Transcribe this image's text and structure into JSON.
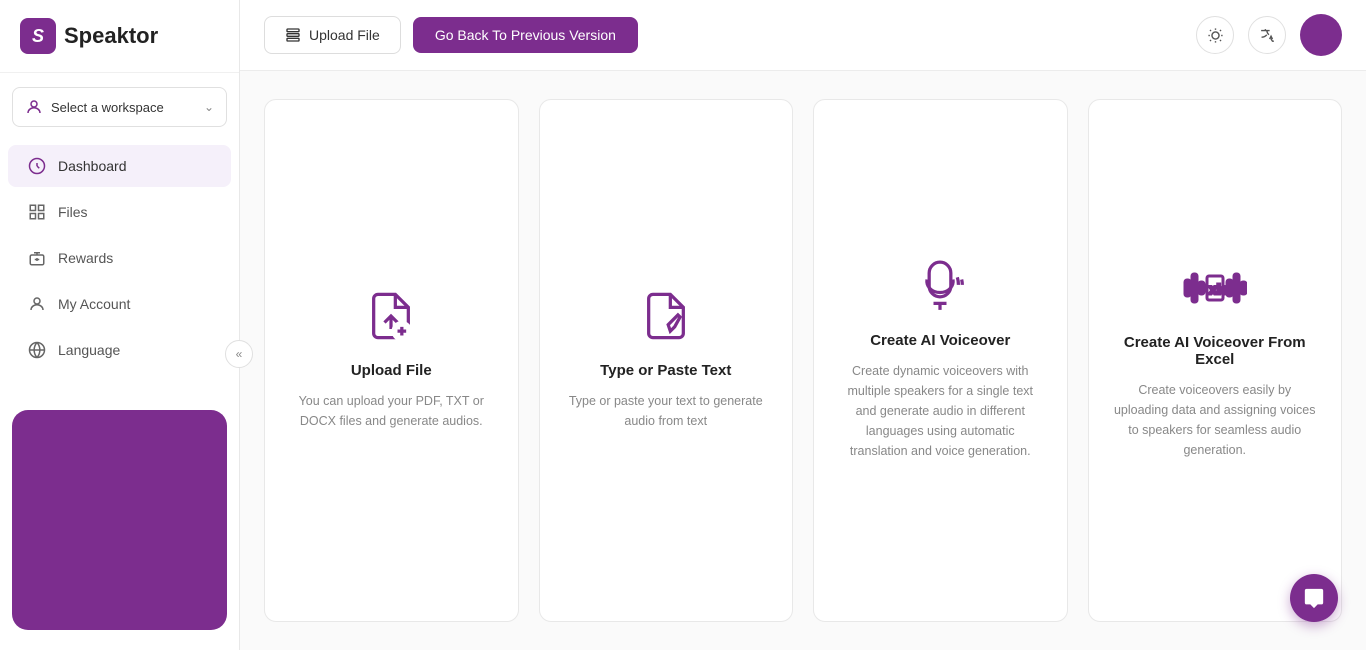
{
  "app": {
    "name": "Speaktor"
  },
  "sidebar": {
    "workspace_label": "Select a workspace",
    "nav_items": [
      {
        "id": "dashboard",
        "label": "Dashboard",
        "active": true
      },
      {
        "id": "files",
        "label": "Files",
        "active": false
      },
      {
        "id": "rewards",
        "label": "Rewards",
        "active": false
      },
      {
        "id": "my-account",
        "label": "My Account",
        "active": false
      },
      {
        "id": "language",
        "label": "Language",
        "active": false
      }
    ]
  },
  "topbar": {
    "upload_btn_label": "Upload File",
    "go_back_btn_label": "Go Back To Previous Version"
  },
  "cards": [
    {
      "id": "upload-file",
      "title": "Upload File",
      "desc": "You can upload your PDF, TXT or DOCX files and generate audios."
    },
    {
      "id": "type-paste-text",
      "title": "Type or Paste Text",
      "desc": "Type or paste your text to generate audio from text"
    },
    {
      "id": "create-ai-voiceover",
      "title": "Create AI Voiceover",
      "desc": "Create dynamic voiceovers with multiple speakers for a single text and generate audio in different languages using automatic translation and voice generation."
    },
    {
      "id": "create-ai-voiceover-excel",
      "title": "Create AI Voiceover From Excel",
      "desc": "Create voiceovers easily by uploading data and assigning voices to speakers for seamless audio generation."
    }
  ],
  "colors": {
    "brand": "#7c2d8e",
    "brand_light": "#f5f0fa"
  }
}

------------------------

Within the material above, find the lines that contain the word "desc"; copy them.

**Exercise solution**
      "desc": "You can upload your PDF, TXT or DOCX files and generate audios."
      "desc": "Type or paste your text to generate audio from text"
      "desc": "Create dynamic voiceovers with multiple speakers for a single text and generate audio in different languages using automatic translation and voice generation."
      "desc": "Create voiceovers easily by uploading data and assigning voices to speakers for seamless audio generation."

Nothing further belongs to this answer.